▶ Requirements:
Filter the records below for the word "负样本增加". Copy each line that holds it.

(Figure contents as structured data)
________
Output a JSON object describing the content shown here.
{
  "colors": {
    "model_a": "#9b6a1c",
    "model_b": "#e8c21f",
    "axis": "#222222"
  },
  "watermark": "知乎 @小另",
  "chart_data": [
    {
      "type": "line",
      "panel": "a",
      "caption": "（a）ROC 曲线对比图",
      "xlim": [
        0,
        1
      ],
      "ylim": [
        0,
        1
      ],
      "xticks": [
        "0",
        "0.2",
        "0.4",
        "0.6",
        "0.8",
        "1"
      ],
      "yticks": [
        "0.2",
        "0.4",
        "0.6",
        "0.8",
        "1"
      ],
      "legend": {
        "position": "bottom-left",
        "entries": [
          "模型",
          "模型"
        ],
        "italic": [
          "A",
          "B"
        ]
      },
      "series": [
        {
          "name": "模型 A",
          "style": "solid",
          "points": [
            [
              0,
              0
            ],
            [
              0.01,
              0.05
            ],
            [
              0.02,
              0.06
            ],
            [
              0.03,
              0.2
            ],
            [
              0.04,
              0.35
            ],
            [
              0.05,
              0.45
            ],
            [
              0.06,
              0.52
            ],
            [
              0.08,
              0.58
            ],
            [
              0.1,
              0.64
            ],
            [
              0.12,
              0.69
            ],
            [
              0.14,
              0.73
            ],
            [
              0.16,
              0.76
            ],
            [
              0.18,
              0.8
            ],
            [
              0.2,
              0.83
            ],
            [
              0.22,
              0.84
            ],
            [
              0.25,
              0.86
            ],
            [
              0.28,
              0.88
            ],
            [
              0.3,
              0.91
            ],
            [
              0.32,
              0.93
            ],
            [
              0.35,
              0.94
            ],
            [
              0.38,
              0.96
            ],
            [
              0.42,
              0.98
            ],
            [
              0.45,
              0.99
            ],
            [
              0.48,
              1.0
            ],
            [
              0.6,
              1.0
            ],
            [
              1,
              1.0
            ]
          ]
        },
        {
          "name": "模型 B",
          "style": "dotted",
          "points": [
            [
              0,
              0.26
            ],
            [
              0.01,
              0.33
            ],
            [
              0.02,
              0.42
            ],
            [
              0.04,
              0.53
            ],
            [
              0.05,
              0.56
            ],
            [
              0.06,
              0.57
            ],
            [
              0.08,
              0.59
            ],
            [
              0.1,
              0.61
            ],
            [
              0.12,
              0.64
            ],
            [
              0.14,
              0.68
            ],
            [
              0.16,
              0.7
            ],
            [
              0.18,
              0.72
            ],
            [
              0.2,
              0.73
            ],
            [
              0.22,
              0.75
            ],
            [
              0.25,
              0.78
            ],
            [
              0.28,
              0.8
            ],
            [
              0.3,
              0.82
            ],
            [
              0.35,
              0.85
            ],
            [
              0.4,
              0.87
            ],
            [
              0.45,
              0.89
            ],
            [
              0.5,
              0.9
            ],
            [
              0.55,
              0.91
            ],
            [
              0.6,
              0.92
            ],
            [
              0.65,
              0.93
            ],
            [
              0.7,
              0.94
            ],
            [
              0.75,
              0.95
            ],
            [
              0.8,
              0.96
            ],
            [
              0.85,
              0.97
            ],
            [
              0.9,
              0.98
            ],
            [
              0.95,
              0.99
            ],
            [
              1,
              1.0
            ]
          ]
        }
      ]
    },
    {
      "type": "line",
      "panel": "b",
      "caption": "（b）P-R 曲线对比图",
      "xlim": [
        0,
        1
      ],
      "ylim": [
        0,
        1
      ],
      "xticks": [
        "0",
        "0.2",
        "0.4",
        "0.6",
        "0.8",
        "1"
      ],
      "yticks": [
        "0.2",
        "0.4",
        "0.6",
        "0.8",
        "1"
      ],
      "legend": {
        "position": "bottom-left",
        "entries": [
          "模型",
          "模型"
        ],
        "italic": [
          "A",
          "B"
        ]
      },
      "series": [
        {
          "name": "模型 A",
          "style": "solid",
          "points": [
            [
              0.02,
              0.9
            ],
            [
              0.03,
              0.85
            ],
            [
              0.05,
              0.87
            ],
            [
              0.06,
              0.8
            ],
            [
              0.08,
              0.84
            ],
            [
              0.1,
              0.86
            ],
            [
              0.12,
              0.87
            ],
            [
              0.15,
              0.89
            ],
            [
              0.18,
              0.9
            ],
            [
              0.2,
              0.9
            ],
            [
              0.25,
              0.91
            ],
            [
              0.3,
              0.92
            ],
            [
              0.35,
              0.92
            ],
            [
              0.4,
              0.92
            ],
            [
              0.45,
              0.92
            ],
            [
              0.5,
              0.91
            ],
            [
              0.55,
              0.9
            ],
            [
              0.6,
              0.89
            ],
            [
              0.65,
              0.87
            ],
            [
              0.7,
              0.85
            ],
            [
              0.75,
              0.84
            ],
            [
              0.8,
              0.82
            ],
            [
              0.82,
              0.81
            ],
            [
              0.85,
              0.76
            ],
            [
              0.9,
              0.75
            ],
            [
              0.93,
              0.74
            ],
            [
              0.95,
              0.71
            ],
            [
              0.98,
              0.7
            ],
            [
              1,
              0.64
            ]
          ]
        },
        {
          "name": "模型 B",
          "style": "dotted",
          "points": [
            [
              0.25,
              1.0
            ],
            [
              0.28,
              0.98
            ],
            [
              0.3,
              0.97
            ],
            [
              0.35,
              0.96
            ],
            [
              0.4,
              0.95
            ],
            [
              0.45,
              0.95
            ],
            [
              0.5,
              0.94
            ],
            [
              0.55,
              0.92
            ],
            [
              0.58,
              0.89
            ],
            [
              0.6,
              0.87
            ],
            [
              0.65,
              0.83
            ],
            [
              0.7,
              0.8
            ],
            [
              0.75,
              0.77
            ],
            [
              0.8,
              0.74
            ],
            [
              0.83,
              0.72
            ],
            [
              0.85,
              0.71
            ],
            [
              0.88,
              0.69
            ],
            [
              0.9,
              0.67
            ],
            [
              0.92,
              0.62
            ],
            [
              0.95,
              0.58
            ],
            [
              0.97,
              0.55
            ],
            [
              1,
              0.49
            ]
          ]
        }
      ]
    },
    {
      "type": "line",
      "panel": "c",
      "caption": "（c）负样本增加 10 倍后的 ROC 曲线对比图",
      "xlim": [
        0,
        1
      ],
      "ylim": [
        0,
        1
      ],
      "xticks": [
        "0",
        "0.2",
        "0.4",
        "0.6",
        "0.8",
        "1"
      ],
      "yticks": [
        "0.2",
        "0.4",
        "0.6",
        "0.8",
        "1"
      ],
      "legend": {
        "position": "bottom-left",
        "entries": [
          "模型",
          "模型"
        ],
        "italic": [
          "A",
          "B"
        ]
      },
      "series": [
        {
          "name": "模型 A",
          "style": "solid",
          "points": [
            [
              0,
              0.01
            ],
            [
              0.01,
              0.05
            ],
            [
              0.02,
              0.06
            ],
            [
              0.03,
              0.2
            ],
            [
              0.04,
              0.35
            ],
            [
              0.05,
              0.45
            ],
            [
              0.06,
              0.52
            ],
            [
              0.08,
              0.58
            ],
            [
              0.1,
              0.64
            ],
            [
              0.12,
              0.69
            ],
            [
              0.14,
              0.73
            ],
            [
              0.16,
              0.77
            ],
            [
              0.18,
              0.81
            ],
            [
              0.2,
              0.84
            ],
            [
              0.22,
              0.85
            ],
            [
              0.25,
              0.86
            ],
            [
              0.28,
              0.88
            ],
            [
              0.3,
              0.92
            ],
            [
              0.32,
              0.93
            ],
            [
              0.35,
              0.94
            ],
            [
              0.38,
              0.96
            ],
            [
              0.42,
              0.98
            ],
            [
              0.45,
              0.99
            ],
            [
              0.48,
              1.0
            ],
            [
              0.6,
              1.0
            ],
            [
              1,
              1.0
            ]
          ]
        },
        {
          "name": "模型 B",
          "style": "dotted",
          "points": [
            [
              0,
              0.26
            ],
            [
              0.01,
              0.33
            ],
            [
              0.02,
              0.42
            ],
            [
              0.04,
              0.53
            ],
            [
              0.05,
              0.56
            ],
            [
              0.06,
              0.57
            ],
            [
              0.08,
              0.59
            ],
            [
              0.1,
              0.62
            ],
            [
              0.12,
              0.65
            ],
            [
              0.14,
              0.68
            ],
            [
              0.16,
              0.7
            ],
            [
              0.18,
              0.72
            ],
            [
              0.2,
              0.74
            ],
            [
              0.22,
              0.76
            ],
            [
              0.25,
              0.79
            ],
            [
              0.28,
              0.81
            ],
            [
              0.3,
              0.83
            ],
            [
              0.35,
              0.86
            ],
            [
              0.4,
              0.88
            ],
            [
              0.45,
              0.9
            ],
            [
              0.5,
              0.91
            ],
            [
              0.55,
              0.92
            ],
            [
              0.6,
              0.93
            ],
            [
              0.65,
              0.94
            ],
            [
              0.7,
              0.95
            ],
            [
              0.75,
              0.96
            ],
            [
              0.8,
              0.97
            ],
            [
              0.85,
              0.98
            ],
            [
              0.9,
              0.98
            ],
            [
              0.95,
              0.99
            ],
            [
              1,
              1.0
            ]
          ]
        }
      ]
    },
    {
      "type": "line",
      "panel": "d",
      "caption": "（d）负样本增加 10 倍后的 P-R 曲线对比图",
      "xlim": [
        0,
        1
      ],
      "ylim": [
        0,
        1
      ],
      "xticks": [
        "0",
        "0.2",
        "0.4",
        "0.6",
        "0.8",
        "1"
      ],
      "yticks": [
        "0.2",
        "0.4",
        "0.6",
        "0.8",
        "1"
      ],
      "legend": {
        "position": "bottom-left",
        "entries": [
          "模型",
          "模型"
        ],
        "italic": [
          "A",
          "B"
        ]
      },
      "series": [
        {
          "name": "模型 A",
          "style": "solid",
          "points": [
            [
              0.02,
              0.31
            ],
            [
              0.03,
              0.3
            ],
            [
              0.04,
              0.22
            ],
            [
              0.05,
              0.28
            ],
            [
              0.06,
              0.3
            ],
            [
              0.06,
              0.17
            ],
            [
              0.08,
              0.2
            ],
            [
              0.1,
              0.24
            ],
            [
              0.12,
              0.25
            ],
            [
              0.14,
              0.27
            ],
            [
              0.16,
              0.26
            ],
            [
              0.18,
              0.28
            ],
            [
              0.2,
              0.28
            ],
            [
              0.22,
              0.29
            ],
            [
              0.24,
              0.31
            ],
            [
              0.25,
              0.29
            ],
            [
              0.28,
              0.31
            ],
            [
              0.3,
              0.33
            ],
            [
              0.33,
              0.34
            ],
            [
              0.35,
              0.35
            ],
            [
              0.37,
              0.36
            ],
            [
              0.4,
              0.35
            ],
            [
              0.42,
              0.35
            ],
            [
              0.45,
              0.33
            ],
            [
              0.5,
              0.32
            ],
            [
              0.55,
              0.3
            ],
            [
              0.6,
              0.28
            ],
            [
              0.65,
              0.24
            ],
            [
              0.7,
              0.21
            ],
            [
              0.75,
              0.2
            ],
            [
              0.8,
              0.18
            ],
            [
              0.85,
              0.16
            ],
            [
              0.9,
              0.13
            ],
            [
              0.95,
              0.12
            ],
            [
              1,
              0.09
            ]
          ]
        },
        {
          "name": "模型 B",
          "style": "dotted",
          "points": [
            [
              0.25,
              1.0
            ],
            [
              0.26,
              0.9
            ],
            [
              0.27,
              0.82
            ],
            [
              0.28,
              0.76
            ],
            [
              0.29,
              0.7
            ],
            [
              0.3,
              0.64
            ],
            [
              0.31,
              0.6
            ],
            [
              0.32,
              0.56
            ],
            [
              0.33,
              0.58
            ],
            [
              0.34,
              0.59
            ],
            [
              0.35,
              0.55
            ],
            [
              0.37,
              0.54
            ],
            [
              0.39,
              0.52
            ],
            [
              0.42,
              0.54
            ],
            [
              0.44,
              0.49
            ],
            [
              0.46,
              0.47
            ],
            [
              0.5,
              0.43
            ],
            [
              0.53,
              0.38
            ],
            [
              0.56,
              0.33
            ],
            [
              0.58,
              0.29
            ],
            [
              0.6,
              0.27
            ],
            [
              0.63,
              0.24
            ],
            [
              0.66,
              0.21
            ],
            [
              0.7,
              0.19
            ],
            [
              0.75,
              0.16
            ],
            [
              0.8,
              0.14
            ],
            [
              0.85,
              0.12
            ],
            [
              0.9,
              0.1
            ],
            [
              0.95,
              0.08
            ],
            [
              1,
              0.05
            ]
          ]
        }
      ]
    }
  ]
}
________
▶ Exercise result:
      "caption": "（c）负样本增加 10 倍后的 ROC 曲线对比图",
      "caption": "（d）负样本增加 10 倍后的 P-R 曲线对比图",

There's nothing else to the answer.